▶ _WHAT THIS TASK INVOLVES_:
Could you copy out the material below line for line, without changing a single character?

▶ _MATERIAL SHOWN_:
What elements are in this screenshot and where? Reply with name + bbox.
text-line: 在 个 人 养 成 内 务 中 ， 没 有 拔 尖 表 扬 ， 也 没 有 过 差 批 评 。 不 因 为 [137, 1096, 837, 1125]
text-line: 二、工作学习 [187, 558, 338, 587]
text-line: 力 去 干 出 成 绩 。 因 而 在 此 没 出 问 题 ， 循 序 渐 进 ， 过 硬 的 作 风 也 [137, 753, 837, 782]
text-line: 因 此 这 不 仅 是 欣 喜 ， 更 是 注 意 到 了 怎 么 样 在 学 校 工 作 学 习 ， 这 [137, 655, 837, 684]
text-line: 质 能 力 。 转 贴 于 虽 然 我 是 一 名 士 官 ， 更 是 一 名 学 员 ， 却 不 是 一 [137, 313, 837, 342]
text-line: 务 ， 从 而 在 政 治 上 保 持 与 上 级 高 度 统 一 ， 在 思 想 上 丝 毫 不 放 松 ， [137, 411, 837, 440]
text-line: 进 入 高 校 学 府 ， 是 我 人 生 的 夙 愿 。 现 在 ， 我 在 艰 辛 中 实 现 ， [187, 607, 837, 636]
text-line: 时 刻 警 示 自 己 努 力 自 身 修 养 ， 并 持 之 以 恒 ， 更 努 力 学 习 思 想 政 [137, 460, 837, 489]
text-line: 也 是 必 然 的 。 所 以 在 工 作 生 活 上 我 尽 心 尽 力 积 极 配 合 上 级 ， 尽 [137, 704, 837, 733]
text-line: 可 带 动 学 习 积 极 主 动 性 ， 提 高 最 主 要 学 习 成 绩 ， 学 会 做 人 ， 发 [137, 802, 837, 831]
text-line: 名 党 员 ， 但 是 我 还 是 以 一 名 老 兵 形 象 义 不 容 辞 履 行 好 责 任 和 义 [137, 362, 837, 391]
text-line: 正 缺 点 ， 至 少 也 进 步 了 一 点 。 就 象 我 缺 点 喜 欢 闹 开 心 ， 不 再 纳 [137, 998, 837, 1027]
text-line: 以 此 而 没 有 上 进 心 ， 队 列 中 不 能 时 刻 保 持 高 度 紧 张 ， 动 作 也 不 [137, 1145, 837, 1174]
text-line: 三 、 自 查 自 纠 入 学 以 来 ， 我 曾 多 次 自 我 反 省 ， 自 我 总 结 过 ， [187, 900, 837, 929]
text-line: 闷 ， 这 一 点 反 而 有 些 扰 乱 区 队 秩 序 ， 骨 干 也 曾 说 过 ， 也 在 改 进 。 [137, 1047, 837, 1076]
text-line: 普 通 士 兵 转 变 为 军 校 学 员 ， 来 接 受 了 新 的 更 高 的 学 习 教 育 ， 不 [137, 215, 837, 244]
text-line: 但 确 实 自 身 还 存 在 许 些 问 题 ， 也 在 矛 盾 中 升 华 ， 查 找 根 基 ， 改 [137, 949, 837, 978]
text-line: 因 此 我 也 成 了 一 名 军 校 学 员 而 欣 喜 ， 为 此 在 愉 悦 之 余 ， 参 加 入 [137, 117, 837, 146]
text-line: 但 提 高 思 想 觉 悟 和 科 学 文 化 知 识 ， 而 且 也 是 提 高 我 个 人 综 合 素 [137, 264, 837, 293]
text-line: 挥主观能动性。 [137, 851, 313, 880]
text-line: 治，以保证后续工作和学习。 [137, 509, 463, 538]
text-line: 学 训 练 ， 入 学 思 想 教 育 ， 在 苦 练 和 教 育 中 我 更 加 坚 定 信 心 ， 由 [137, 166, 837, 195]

▶ _WRITTEN RESPONSE_:
What elements are in this screenshot and where? Reply with name + bbox.
text-line: 在 个 人 养 成 内 务 中 ， 没 有 拔 尖 表 扬 ， 也 没 有 过 差 批 评 。 不 因 为 [137, 1096, 837, 1125]
text-line: 二、工作学习 [187, 558, 338, 587]
text-line: 力 去 干 出 成 绩 。 因 而 在 此 没 出 问 题 ， 循 序 渐 进 ， 过 硬 的 作 风 也 [137, 753, 837, 782]
text-line: 因 此 这 不 仅 是 欣 喜 ， 更 是 注 意 到 了 怎 么 样 在 学 校 工 作 学 习 ， 这 [137, 655, 837, 684]
text-line: 质 能 力 。 转 贴 于 虽 然 我 是 一 名 士 官 ， 更 是 一 名 学 员 ， 却 不 是 一 [137, 313, 837, 342]
text-line: 务 ， 从 而 在 政 治 上 保 持 与 上 级 高 度 统 一 ， 在 思 想 上 丝 毫 不 放 松 ， [137, 411, 837, 440]
text-line: 进 入 高 校 学 府 ， 是 我 人 生 的 夙 愿 。 现 在 ， 我 在 艰 辛 中 实 现 ， [187, 607, 837, 636]
text-line: 时 刻 警 示 自 己 努 力 自 身 修 养 ， 并 持 之 以 恒 ， 更 努 力 学 习 思 想 政 [137, 460, 837, 489]
text-line: 也 是 必 然 的 。 所 以 在 工 作 生 活 上 我 尽 心 尽 力 积 极 配 合 上 级 ， 尽 [137, 704, 837, 733]
text-line: 可 带 动 学 习 积 极 主 动 性 ， 提 高 最 主 要 学 习 成 绩 ， 学 会 做 人 ， 发 [137, 802, 837, 831]
text-line: 名 党 员 ， 但 是 我 还 是 以 一 名 老 兵 形 象 义 不 容 辞 履 行 好 责 任 和 义 [137, 362, 837, 391]
text-line: 正 缺 点 ， 至 少 也 进 步 了 一 点 。 就 象 我 缺 点 喜 欢 闹 开 心 ， 不 再 纳 [137, 998, 837, 1027]
text-line: 以 此 而 没 有 上 进 心 ， 队 列 中 不 能 时 刻 保 持 高 度 紧 张 ， 动 作 也 不 [137, 1145, 837, 1174]
text-line: 三 、 自 查 自 纠 入 学 以 来 ， 我 曾 多 次 自 我 反 省 ， 自 我 总 结 过 ， [187, 900, 837, 929]
text-line: 闷 ， 这 一 点 反 而 有 些 扰 乱 区 队 秩 序 ， 骨 干 也 曾 说 过 ， 也 在 改 进 。 [137, 1047, 837, 1076]
text-line: 普 通 士 兵 转 变 为 军 校 学 员 ， 来 接 受 了 新 的 更 高 的 学 习 教 育 ， 不 [137, 215, 837, 244]
text-line: 但 确 实 自 身 还 存 在 许 些 问 题 ， 也 在 矛 盾 中 升 华 ， 查 找 根 基 ， 改 [137, 949, 837, 978]
text-line: 因 此 我 也 成 了 一 名 军 校 学 员 而 欣 喜 ， 为 此 在 愉 悦 之 余 ， 参 加 入 [137, 117, 837, 146]
text-line: 但 提 高 思 想 觉 悟 和 科 学 文 化 知 识 ， 而 且 也 是 提 高 我 个 人 综 合 素 [137, 264, 837, 293]
text-line: 挥主观能动性。 [137, 851, 313, 880]
text-line: 治，以保证后续工作和学习。 [137, 509, 463, 538]
text-line: 学 训 练 ， 入 学 思 想 教 育 ， 在 苦 练 和 教 育 中 我 更 加 坚 定 信 心 ， 由 [137, 166, 837, 195]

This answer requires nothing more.